● Try it
Transcribe the data in full; each line must match exactly.

● Extracted data
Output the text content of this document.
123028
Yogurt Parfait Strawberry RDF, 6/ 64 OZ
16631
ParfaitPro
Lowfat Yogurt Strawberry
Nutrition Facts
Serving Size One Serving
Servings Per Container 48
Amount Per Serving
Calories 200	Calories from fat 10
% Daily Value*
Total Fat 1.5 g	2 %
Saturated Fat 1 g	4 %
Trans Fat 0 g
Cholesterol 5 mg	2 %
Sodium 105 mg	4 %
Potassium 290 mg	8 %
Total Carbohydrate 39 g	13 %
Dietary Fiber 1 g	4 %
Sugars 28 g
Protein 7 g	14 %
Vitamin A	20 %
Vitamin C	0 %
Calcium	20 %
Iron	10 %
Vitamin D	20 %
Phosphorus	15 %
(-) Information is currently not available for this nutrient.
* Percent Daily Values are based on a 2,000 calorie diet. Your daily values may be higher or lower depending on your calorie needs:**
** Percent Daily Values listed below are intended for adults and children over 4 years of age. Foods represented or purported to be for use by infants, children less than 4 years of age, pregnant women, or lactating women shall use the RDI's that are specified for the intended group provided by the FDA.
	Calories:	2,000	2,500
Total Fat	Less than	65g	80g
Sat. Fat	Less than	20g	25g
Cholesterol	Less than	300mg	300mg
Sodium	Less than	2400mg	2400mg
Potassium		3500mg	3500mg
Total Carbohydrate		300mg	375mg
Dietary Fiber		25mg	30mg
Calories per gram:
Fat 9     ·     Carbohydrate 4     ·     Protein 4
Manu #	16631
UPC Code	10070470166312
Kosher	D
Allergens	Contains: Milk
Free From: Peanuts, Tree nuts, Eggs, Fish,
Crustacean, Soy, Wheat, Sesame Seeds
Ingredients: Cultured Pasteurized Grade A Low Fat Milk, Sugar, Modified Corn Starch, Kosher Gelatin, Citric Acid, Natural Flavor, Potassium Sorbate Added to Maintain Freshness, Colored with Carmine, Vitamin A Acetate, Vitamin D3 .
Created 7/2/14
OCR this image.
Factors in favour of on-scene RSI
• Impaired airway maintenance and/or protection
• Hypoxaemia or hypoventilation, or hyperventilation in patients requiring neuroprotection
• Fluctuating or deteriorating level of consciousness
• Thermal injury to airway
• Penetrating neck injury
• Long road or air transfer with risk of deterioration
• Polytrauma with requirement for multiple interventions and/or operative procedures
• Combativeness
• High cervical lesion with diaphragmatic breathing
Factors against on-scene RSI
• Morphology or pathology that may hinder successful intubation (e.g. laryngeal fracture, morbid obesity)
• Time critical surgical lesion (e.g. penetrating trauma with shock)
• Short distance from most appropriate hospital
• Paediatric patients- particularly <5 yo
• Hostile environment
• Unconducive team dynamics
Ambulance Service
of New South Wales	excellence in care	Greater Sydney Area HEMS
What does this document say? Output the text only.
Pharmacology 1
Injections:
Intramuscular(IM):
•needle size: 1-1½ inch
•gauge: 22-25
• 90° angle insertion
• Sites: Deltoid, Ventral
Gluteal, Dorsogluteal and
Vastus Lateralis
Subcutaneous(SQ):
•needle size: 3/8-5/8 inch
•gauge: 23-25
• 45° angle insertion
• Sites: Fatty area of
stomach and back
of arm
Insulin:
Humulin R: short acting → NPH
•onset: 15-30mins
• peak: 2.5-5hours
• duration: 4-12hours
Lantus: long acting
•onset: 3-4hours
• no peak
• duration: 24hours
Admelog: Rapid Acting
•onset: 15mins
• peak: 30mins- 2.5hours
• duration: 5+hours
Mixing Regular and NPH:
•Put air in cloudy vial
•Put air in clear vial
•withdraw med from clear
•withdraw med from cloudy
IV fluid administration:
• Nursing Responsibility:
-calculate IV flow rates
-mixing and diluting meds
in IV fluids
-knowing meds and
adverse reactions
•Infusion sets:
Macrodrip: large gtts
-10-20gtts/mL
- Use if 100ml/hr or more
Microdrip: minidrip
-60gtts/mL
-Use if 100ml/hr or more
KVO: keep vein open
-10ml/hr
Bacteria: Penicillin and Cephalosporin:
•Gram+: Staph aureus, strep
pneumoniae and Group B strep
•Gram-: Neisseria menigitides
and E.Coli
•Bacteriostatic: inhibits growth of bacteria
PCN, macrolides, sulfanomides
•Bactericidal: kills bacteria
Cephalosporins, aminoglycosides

● Answer to this task
Output the text content of this document.
123028
Yogurt Parfait Strawberry RDF, 6/ 64 OZ
16631
ParfaitPro
Lowfat Yogurt Strawberry
Nutrition Facts
Serving Size One Serving
Servings Per Container 48
Amount Per Serving
Calories 200	Calories from fat 10
% Daily Value*
Total Fat 1.5 g	2 %
Saturated Fat 1 g	4 %
Trans Fat 0 g
Cholesterol 5 mg	2 %
Sodium 105 mg	4 %
Potassium 290 mg	8 %
Total Carbohydrate 39 g	13 %
Dietary Fiber 1 g	4 %
Sugars 28 g
Protein 7 g	14 %
Vitamin A	20 %
Vitamin C	0 %
Calcium	20 %
Iron	10 %
Vitamin D	20 %
Phosphorus	15 %
(-) Information is currently not available for this nutrient.
* Percent Daily Values are based on a 2,000 calorie diet. Your daily values may be higher or lower depending on your calorie needs:**
** Percent Daily Values listed below are intended for adults and children over 4 years of age. Foods represented or purported to be for use by infants, children less than 4 years of age, pregnant women, or lactating women shall use the RDI's that are specified for the intended group provided by the FDA.
	Calories:	2,000	2,500
Total Fat	Less than	65g	80g
Sat. Fat	Less than	20g	25g
Cholesterol	Less than	300mg	300mg
Sodium	Less than	2400mg	2400mg
Potassium		3500mg	3500mg
Total Carbohydrate		300mg	375mg
Dietary Fiber		25mg	30mg
Calories per gram:
Fat 9     ·     Carbohydrate 4     ·     Protein 4
Manu #	16631
UPC Code	10070470166312
Kosher	D
Allergens	Contains: Milk
Free From: Peanuts, Tree nuts, Eggs, Fish,
Crustacean, Soy, Wheat, Sesame Seeds
Ingredients: Cultured Pasteurized Grade A Low Fat Milk, Sugar, Modified Corn Starch, Kosher Gelatin, Citric Acid, Natural Flavor, Potassium Sorbate Added to Maintain Freshness, Colored with Carmine, Vitamin A Acetate, Vitamin D3 .
Created 7/2/14
OCR this image.
Factors in favour of on-scene RSI
• Impaired airway maintenance and/or protection
• Hypoxaemia or hypoventilation, or hyperventilation in patients requiring neuroprotection
• Fluctuating or deteriorating level of consciousness
• Thermal injury to airway
• Penetrating neck injury
• Long road or air transfer with risk of deterioration
• Polytrauma with requirement for multiple interventions and/or operative procedures
• Combativeness
• High cervical lesion with diaphragmatic breathing
Factors against on-scene RSI
• Morphology or pathology that may hinder successful intubation (e.g. laryngeal fracture, morbid obesity)
• Time critical surgical lesion (e.g. penetrating trauma with shock)
• Short distance from most appropriate hospital
• Paediatric patients- particularly <5 yo
• Hostile environment
• Unconducive team dynamics
Ambulance Service
of New South Wales	excellence in care	Greater Sydney Area HEMS
What does this document say? Output the text only.
Pharmacology 1
Injections:
Intramuscular(IM):
•needle size: 1-1½ inch
•gauge: 22-25
• 90° angle insertion
• Sites: Deltoid, Ventral
Gluteal, Dorsogluteal and
Vastus Lateralis
Subcutaneous(SQ):
•needle size: 3/8-5/8 inch
•gauge: 23-25
• 45° angle insertion
• Sites: Fatty area of
stomach and back
of arm
Insulin:
Humulin R: short acting → NPH
•onset: 15-30mins
• peak: 2.5-5hours
• duration: 4-12hours
Lantus: long acting
•onset: 3-4hours
• no peak
• duration: 24hours
Admelog: Rapid Acting
•onset: 15mins
• peak: 30mins- 2.5hours
• duration: 5+hours
Mixing Regular and NPH:
•Put air in cloudy vial
•Put air in clear vial
•withdraw med from clear
•withdraw med from cloudy
IV fluid administration:
• Nursing Responsibility:
-calculate IV flow rates
-mixing and diluting meds
in IV fluids
-knowing meds and
adverse reactions
•Infusion sets:
Macrodrip: large gtts
-10-20gtts/mL
- Use if 100ml/hr or more
Microdrip: minidrip
-60gtts/mL
-Use if 100ml/hr or more
KVO: keep vein open
-10ml/hr
Bacteria: Penicillin and Cephalosporin:
•Gram+: Staph aureus, strep
pneumoniae and Group B strep
•Gram-: Neisseria menigitides
and E.Coli
•Bacteriostatic: inhibits growth of bacteria
PCN, macrolides, sulfanomides
•Bactericidal: kills bacteria
Cephalosporins, aminoglycosides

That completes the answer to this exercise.